### TO DO
Give only the number of lines in the records that include the string "баллов".

### Dataset entries
==============================

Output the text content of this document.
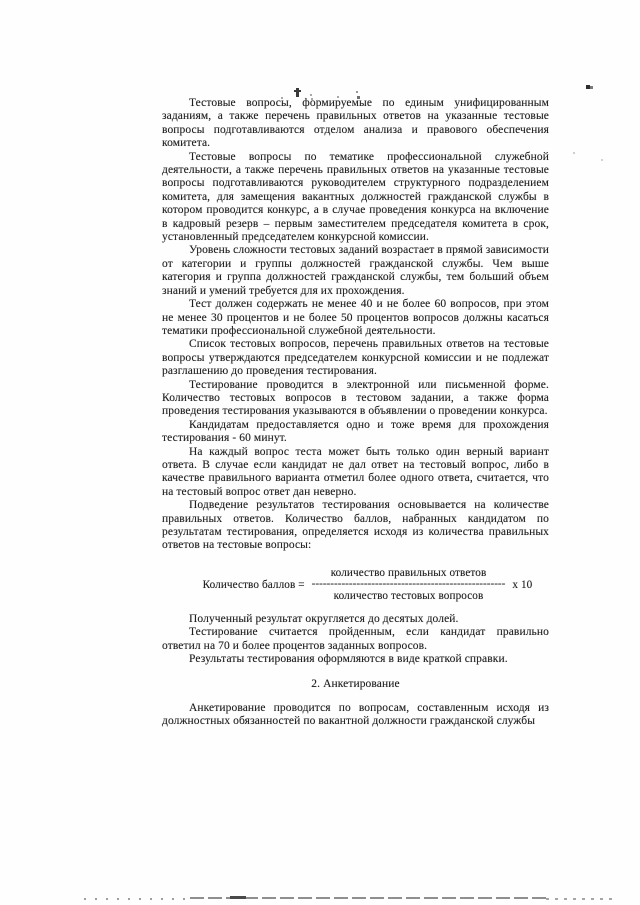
Тестовые вопросы, формируемые по единым унифицированным заданиям, а также перечень правильных ответов на указанные тестовые вопросы подготавливаются отделом анализа и правового обеспечения комитета.

Тестовые вопросы по тематике профессиональной служебной деятельности, а также перечень правильных ответов на указанные тестовые вопросы подготавливаются руководителем структурного подразделением комитета, для замещения вакантных должностей гражданской службы в котором проводится конкурс, а в случае проведения конкурса на включение в кадровый резерв – первым заместителем председателя комитета в срок, установленный председателем конкурсной комиссии.

Уровень сложности тестовых заданий возрастает в прямой зависимости от категории и группы должностей гражданской службы. Чем выше категория и группа должностей гражданской службы, тем больший объем знаний и умений требуется для их прохождения.

Тест должен содержать не менее 40 и не более 60 вопросов, при этом не менее 30 процентов и не более 50 процентов вопросов должны касаться тематики профессиональной служебной деятельности.

Список тестовых вопросов, перечень правильных ответов на тестовые вопросы утверждаются председателем конкурсной комиссии и не подлежат разглашению до проведения тестирования.

Тестирование проводится в электронной или письменной форме. Количество тестовых вопросов в тестовом задании, а также форма проведения тестирования указываются в объявлении о проведении конкурса.

Кандидатам предоставляется одно и тоже время для прохождения тестирования - 60 минут.

На каждый вопрос теста может быть только один верный вариант ответа. В случае если кандидат не дал ответ на тестовый вопрос, либо в качестве правильного варианта отметил более одного ответа, считается, что на тестовый вопрос ответ дан неверно.

Подведение результатов тестирования основывается на количестве правильных ответов. Количество баллов, набранных кандидатом по результатам тестирования, определяется исходя из количества правильных ответов на тестовые вопросы:

Количество баллов =
количество правильных ответов
----------------------------------------------------
количество тестовых вопросов
х 10

Полученный результат округляется до десятых долей.

Тестирование считается пройденным, если кандидат правильно ответил на 70 и более процентов заданных вопросов.

Результаты тестирования оформляются в виде краткой справки.

2. Анкетирование

Анкетирование проводится по вопросам, составленным исходя из должностных обязанностей по вакантной должности гражданской службы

==============================

### PROBLEM SOLUTION
2